#### Objective
Go over the entries below line by line, copying each one that contains the word "Deposit".

#### Records provided
○ ○ ○ ○ ○ ○ ○

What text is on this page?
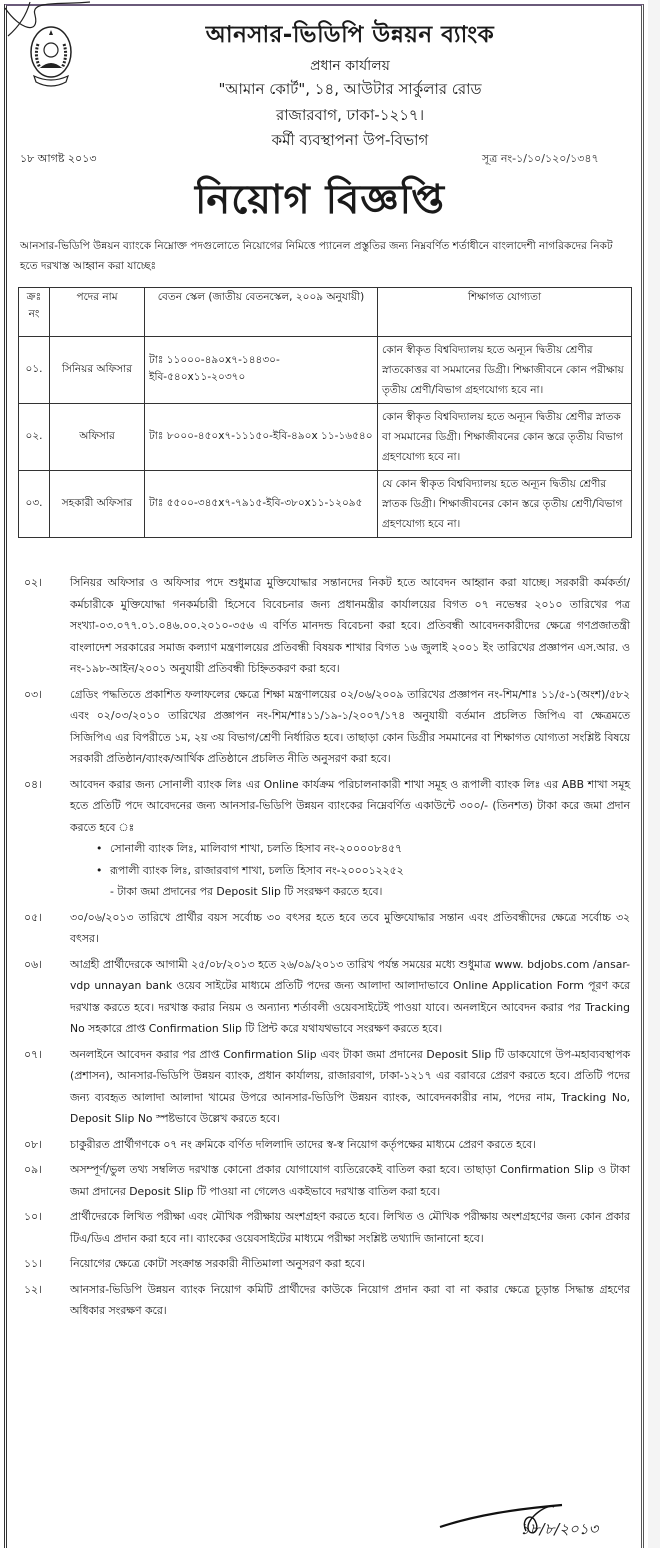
আনসার-ভিডিপি উন্নয়ন ব্যাংক
প্রধান কার্যালয়
"আমান কোর্ট", ১৪, আউটার সার্কুলার রোড
রাজারবাগ, ঢাকা-১২১৭।
কর্মী ব্যবস্থাপনা উপ-বিভাগ
১৮ আগষ্ট ২০১৩	সূত্র নং-১/১০/১২০/১৩৪৭
নিয়োগ বিজ্ঞপ্তি
আনসার-ভিডিপি উন্নয়ন ব্যাংকে নিম্নোক্ত পদগুলোতে নিয়োগের নিমিত্তে প্যানেল প্রস্তুতির জন্য নিম্নবর্ণিত শর্তাধীনে বাংলাদেশী নাগরিকদের নিকট হতে দরখাস্ত আহ্বান করা যাচ্ছেঃ
ক্রঃ নং	পদের নাম	বেতন স্কেল (জাতীয় বেতনস্কেল, ২০০৯ অনুযায়ী)	শিক্ষাগত যোগ্যতা
০১.	সিনিয়র অফিসার	টাঃ ১১০০০-৪৯০x৭-১৪৪৩০-ইবি-৫৪০x১১-২০৩৭০	কোন স্বীকৃত বিশ্ববিদ্যালয় হতে অন্যূন দ্বিতীয় শ্রেণীর স্নাতকোত্তর বা সমমানের ডিগ্রী। শিক্ষাজীবনে কোন পরীক্ষায় তৃতীয় শ্রেণী/বিভাগ গ্রহণযোগ্য হবে না।
০২.	অফিসার	টাঃ ৮০০০-৪৫০x৭-১১১৫০-ইবি-৪৯০x ১১-১৬৫৪০	কোন স্বীকৃত বিশ্ববিদ্যালয় হতে অন্যূন দ্বিতীয় শ্রেণীর স্নাতক বা সমমানের ডিগ্রী। শিক্ষাজীবনের কোন স্তরে তৃতীয় বিভাগ গ্রহণযোগ্য হবে না।
০৩.	সহকারী অফিসার	টাঃ ৫৫০০-৩৪৫x৭-৭৯১৫-ইবি-৩৮০x১১-১২০৯৫	যে কোন স্বীকৃত বিশ্ববিদ্যালয় হতে অন্যূন দ্বিতীয় শ্রেণীর স্নাতক ডিগ্রী। শিক্ষাজীবনের কোন স্তরে তৃতীয় শ্রেণী/বিভাগ গ্রহণযোগ্য হবে না।
০২।	সিনিয়র অফিসার ও অফিসার পদে শুধুমাত্র মুক্তিযোদ্ধার সন্তানদের নিকট হতে আবেদন আহ্বান করা যাচ্ছে। সরকারী কর্মকর্তা/কর্মচারীকে মুক্তিযোদ্ধা গনকর্মচারী হিসেবে বিবেচনার জন্য প্রধানমন্ত্রীর কার্যালয়ের বিগত ০৭ নভেম্বর ২০১০ তারিখের পত্র সংখ্যা-০৩.০৭৭.০১.০৪৬.০০.২০১০-৩৫৬ এ বর্ণিত মানদন্ড বিবেচনা করা হবে। প্রতিবন্ধী আবেদনকারীদের ক্ষেত্রে গণপ্রজাতন্ত্রী বাংলাদেশ সরকারের সমাজ কল্যাণ মন্ত্রণালয়ের প্রতিবন্ধী বিষয়ক শাখার বিগত ১৬ জুলাই ২০০১ ইং তারিখের প্রজ্ঞাপন এস.আর. ও নং-১৯৮-আইন/২০০১ অনুযায়ী প্রতিবন্ধী চিহ্নিতকরণ করা হবে।
০৩।	গ্রেডিং পদ্ধতিতে প্রকাশিত ফলাফলের ক্ষেত্রে শিক্ষা মন্ত্রণালয়ের ০২/০৬/২০০৯ তারিখের প্রজ্ঞাপন নং-শিম/শাঃ ১১/৫-১(অংশ)/৫৮২ এবং ০২/০৩/২০১০ তারিখের প্রজ্ঞাপন নং-শিম/শাঃ১১/১৯-১/২০০৭/১৭৪ অনুযায়ী বর্তমান প্রচলিত জিপিএ বা ক্ষেত্রমতে সিজিপিএ এর বিপরীতে ১ম, ২য় ৩য় বিভাগ/শ্রেণী নির্ধারিত হবে। তাছাড়া কোন ডিগ্রীর সমমানের বা শিক্ষাগত যোগ্যতা সংশ্লিষ্ট বিষয়ে সরকারী প্রতিষ্ঠান/ব্যাংক/আর্থিক প্রতিষ্ঠানে প্রচলিত নীতি অনুসরণ করা হবে।
০৪।	আবেদন করার জন্য সোনালী ব্যাংক লিঃ এর Online কার্যক্রম পরিচালনাকারী শাখা সমূহ ও রূপালী ব্যাংক লিঃ এর ABB শাখা সমূহ হতে প্রতিটি পদে আবেদনের জন্য আনসার-ভিডিপি উন্নয়ন ব্যাংকের নিম্নেবর্ণিত একাউন্টে ৩০০/- (তিনশত) টাকা করে জমা প্রদান করতে হবে ঃ
• সোনালী ব্যাংক লিঃ, মালিবাগ শাখা, চলতি হিসাব নং-২০০০০৮৪৫৭
• রূপালী ব্যাংক লিঃ, রাজারবাগ শাখা, চলতি হিসাব নং-২০০০১২২৫২
- টাকা জমা প্রদানের পর Deposit Slip টি সংরক্ষণ করতে হবে।
০৫।	৩০/০৬/২০১৩ তারিখে প্রার্থীর বয়স সর্বোচ্চ ৩০ বৎসর হতে হবে তবে মুক্তিযোদ্ধার সন্তান এবং প্রতিবন্ধীদের ক্ষেত্রে সর্বোচ্চ ৩২ বৎসর।
০৬।	আগ্রহী প্রার্থীদেরকে আগামী ২৫/০৮/২০১৩ হতে ২৬/০৯/২০১৩ তারিখ পর্যন্ত সময়ের মধ্যে শুধুমাত্র www. bdjobs.com /ansar-vdp unnayan bank ওয়েব সাইটের মাধ্যমে প্রতিটি পদের জন্য আলাদা আলাদাভাবে Online Application Form পূরণ করে দরখাস্ত করতে হবে। দরখাস্ত করার নিয়ম ও অন্যান্য শর্তাবলী ওয়েবসাইটেই পাওয়া যাবে। অনলাইনে আবেদন করার পর Tracking No সহকারে প্রাপ্ত Confirmation Slip টি প্রিন্ট করে যথাযথভাবে সংরক্ষণ করতে হবে।
০৭।	অনলাইনে আবেদন করার পর প্রাপ্ত Confirmation Slip এবং টাকা জমা প্রদানের Deposit Slip টি ডাকযোগে উপ-মহাব্যবস্থাপক (প্রশাসন), আনসার-ভিডিপি উন্নয়ন ব্যাংক, প্রধান কার্যালয়, রাজারবাগ, ঢাকা-১২১৭ এর বরাবরে প্রেরণ করতে হবে। প্রতিটি পদের জন্য ব্যবহৃত আলাদা আলাদা খামের উপরে আনসার-ভিডিপি উন্নয়ন ব্যাংক, আবেদনকারীর নাম, পদের নাম, Tracking No, Deposit Slip No স্পষ্টভাবে উল্লেখ করতে হবে।
০৮।	চাকুরীরত প্রার্থীগণকে ০৭ নং ক্রমিকে বর্ণিত দলিলাদি তাদের স্ব-স্ব নিয়োগ কর্তৃপক্ষের মাধ্যমে প্রেরণ করতে হবে।
০৯।	অসম্পূর্ণ/ভুল তথ্য সম্বলিত দরখাস্ত কোনো প্রকার যোগাযোগ ব্যতিরেকেই বাতিল করা হবে। তাছাড়া Confirmation Slip ও টাকা জমা প্রদানের Deposit Slip টি পাওয়া না গেলেও একইভাবে দরখাস্ত বাতিল করা হবে।
১০।	প্রার্থীদেরকে লিখিত পরীক্ষা এবং মৌখিক পরীক্ষায় অংশগ্রহণ করতে হবে। লিখিত ও মৌখিক পরীক্ষায় অংশগ্রহণের জন্য কোন প্রকার টিএ/ডিএ প্রদান করা হবে না। ব্যাংকের ওয়েবসাইটের মাধ্যমে পরীক্ষা সংশ্লিষ্ট তথ্যাদি জানানো হবে।
১১।	নিয়োগের ক্ষেত্রে কোটা সংক্রান্ত সরকারী নীতিমালা অনুসরণ করা হবে।
১২।	আনসার-ভিডিপি উন্নয়ন ব্যাংক নিয়োগ কমিটি প্রার্থীদের কাউকে নিয়োগ প্রদান করা বা না করার ক্ষেত্রে চূড়ান্ত সিদ্ধান্ত গ্রহণের অধিকার সংরক্ষণ করে।
১৮/৮/২০১৩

○ ○ ○ ○ ○ ○ ○

#### Final result
- টাকা জমা প্রদানের পর Deposit Slip টি সংরক্ষণ করতে হবে।
০৭।	অনলাইনে আবেদন করার পর প্রাপ্ত Confirmation Slip এবং টাকা জমা প্রদানের Deposit Slip টি ডাকযোগে উপ-মহাব্যবস্থাপক (প্রশাসন), আনসার-ভিডিপি উন্নয়ন ব্যাংক, প্রধান কার্যালয়, রাজারবাগ, ঢাকা-১২১৭ এর বরাবরে প্রেরণ করতে হবে। প্রতিটি পদের জন্য ব্যবহৃত আলাদা আলাদা খামের উপরে আনসার-ভিডিপি উন্নয়ন ব্যাংক, আবেদনকারীর নাম, পদের নাম, Tracking No, Deposit Slip No স্পষ্টভাবে উল্লেখ করতে হবে।
০৯।	অসম্পূর্ণ/ভুল তথ্য সম্বলিত দরখাস্ত কোনো প্রকার যোগাযোগ ব্যতিরেকেই বাতিল করা হবে। তাছাড়া Confirmation Slip ও টাকা জমা প্রদানের Deposit Slip টি পাওয়া না গেলেও একইভাবে দরখাস্ত বাতিল করা হবে।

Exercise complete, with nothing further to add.